=== SET TASK ===
Copy the rows word for word, beginning at the line that contains "row-text: Presence of" and stopping after the line that contains "table-title: Table 2.".

=== PROVIDED DATA ===
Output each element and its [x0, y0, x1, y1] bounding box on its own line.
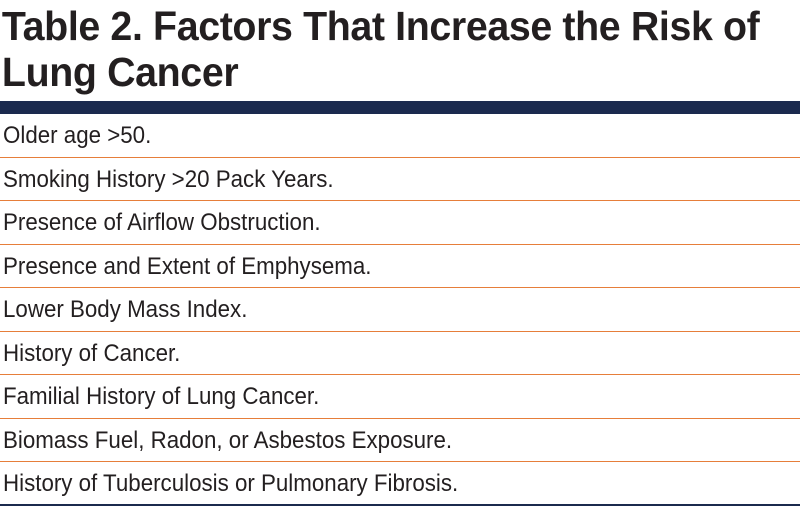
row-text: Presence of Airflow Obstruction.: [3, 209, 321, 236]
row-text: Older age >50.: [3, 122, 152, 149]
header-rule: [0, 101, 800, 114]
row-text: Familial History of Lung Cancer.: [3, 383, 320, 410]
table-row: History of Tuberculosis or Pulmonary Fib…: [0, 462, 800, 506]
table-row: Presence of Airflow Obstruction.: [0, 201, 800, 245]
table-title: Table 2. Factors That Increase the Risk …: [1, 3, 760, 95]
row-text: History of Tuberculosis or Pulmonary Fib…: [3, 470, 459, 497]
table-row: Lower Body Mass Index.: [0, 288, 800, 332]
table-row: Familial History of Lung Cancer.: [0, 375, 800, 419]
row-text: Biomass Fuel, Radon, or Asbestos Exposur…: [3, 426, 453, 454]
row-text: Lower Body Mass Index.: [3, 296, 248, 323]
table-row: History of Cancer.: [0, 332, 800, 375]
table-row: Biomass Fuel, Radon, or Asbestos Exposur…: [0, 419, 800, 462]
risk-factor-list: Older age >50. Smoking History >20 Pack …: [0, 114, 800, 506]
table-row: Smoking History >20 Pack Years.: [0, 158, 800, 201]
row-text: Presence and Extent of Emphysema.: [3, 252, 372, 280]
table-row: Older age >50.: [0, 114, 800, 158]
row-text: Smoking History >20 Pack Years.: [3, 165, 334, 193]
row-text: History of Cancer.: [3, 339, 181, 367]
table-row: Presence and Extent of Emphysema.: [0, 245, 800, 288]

=== ANSWER BELOW ===
row-text: Presence of Airflow Obstruction.: [3, 209, 321, 236]
row-text: Older age >50.: [3, 122, 152, 149]
header-rule: [0, 101, 800, 114]
row-text: Familial History of Lung Cancer.: [3, 383, 320, 410]
table-row: History of Tuberculosis or Pulmonary Fib…: [0, 462, 800, 506]
table-row: Presence of Airflow Obstruction.: [0, 201, 800, 245]
table-title: Table 2. Factors That Increase the Risk …: [1, 3, 760, 95]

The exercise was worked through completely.